**Work required**
Please transcribe the listing below in full and word for word, without its pictures.

**Items listed in a dataset**
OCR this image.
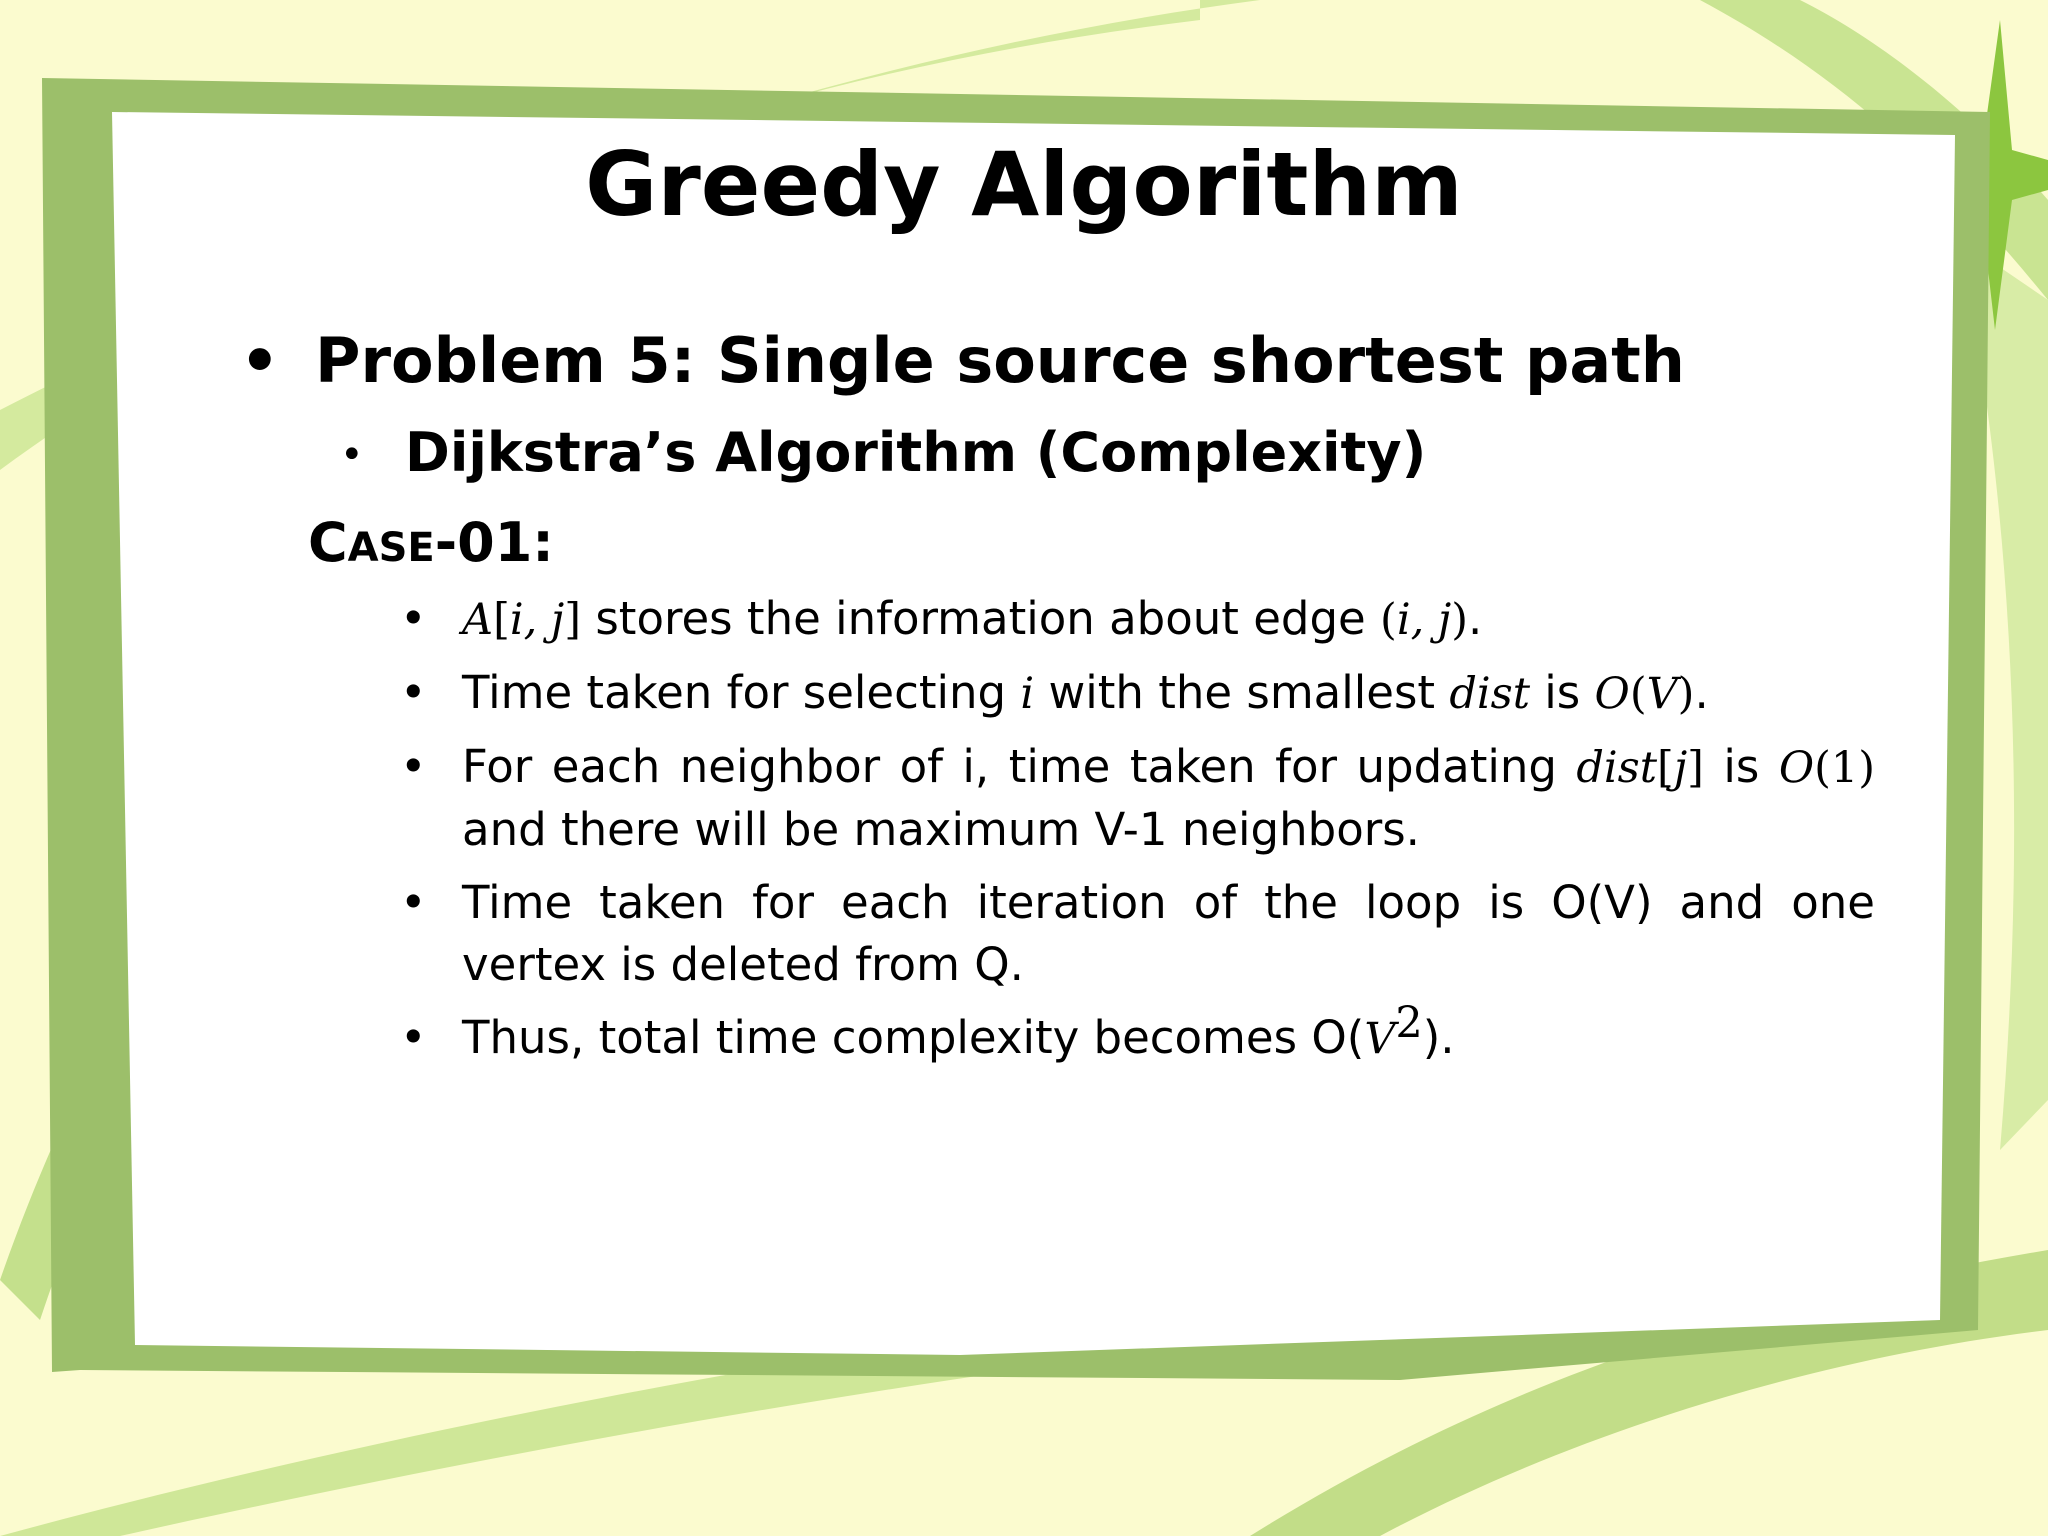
Greedy Algorithm
• Problem 5: Single source shortest path
• Dijkstra’s Algorithm (Complexity)
CASE-01:
• A[i, j] stores the information about edge (i, j).
• Time taken for selecting i with the smallest dist is O(V).
• For each neighbor of i, time taken for updating dist[j] is O(1) and there will be maximum V-1 neighbors.
• Time taken for each iteration of the loop is O(V) and one vertex is deleted from Q.
• Thus, total time complexity becomes $O(V^2)$.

**The completed task**
OCR this image.
Greedy Algorithm
• Problem 5: Single source shortest path
• Dijkstra’s Algorithm (Complexity)
CASE-01:
• A[i, j] stores the information about edge (i, j).
• Time taken for selecting i with the smallest dist is O(V).
• For each neighbor of i, time taken for updating dist[j] is O(1) and there will be maximum V-1 neighbors.
• Time taken for each iteration of the loop is O(V) and one vertex is deleted from Q.
• Thus, total time complexity becomes $O(V^2)$.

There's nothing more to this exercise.